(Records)

************

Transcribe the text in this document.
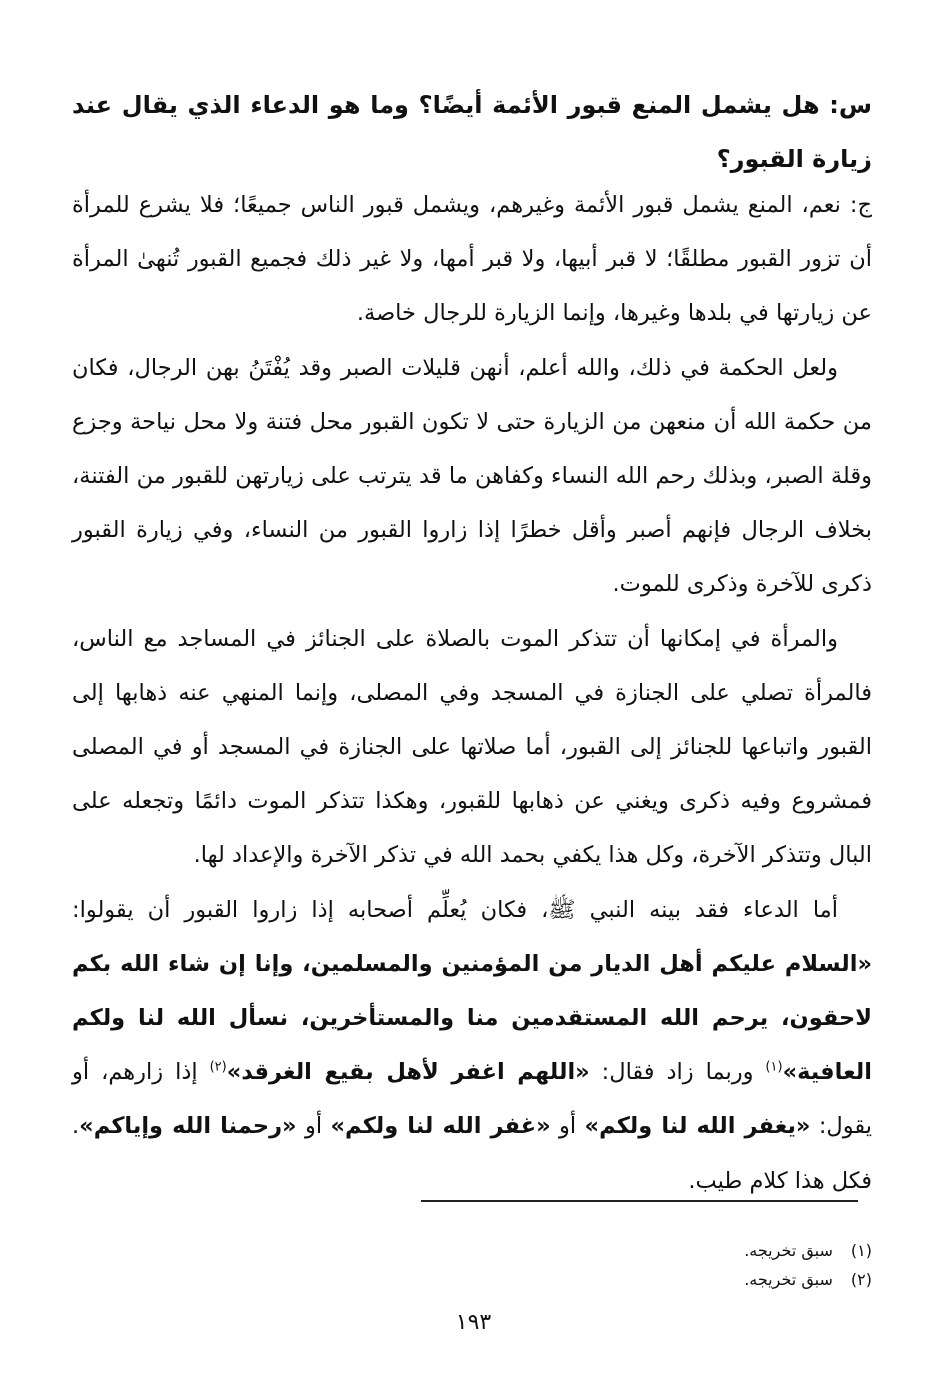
س: هل يشمل المنع قبور الأئمة أيضًا؟ وما هو الدعاء الذي يقال عند زيارة القبور؟

ج: نعم، المنع يشمل قبور الأئمة وغيرهم، ويشمل قبور الناس جميعًا؛ فلا يشرع للمرأة أن تزور القبور مطلقًا؛ لا قبر أبيها، ولا قبر أمها، ولا غير ذلك فجميع القبور تُنهىٰ المرأة عن زيارتها في بلدها وغيرها، وإنما الزيارة للرجال خاصة.

ولعل الحكمة في ذلك، والله أعلم، أنهن قليلات الصبر وقد يُفْتَنُ بهن الرجال، فكان من حكمة الله أن منعهن من الزيارة حتى لا تكون القبور محل فتنة ولا محل نياحة وجزع وقلة الصبر، وبذلك رحم الله النساء وكفاهن ما قد يترتب على زيارتهن للقبور من الفتنة، بخلاف الرجال فإنهم أصبر وأقل خطرًا إذا زاروا القبور من النساء، وفي زيارة القبور ذكرى للآخرة وذكرى للموت.

والمرأة في إمكانها أن تتذكر الموت بالصلاة على الجنائز في المساجد مع الناس، فالمرأة تصلي على الجنازة في المسجد وفي المصلى، وإنما المنهي عنه ذهابها إلى القبور واتباعها للجنائز إلى القبور، أما صلاتها على الجنازة في المسجد أو في المصلى فمشروع وفيه ذكرى ويغني عن ذهابها للقبور، وهكذا تتذكر الموت دائمًا وتجعله على البال وتتذكر الآخرة، وكل هذا يكفي بحمد الله في تذكر الآخرة والإعداد لها.

أما الدعاء فقد بينه النبي ﷺ، فكان يُعلِّم أصحابه إذا زاروا القبور أن يقولوا: «السلام عليكم أهل الديار من المؤمنين والمسلمين، وإنا إن شاء الله بكم لاحقون، يرحم الله المستقدمين منا والمستأخرين، نسأل الله لنا ولكم العافية»$^{(١)}$ وربما زاد فقال: «اللهم اغفر لأهل بقيع الغرقد»$^{(٢)}$ إذا زارهم، أو يقول: «يغفر الله لنا ولكم» أو «غفر الله لنا ولكم» أو «رحمنا الله وإياكم». فكل هذا كلام طيب.

(١)سبق تخريجه.
(٢)سبق تخريجه.
١٩٣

************

> What you are asked to do: List each line holding the string "يشمل".

> Reply to the exercise:
س: هل يشمل المنع قبور الأئمة أيضًا؟ وما هو الدعاء الذي يقال عند زيارة القبور؟
ج: نعم، المنع يشمل قبور الأئمة وغيرهم، ويشمل قبور الناس جميعًا؛ فلا يشرع للمرأة أن تزور القبور مطلقًا؛ لا قبر أبيها، ولا قبر أمها، ولا غير ذلك فجميع القبور تُنهىٰ المرأة عن زيارتها في بلدها وغيرها، وإنما الزيارة للرجال خاصة.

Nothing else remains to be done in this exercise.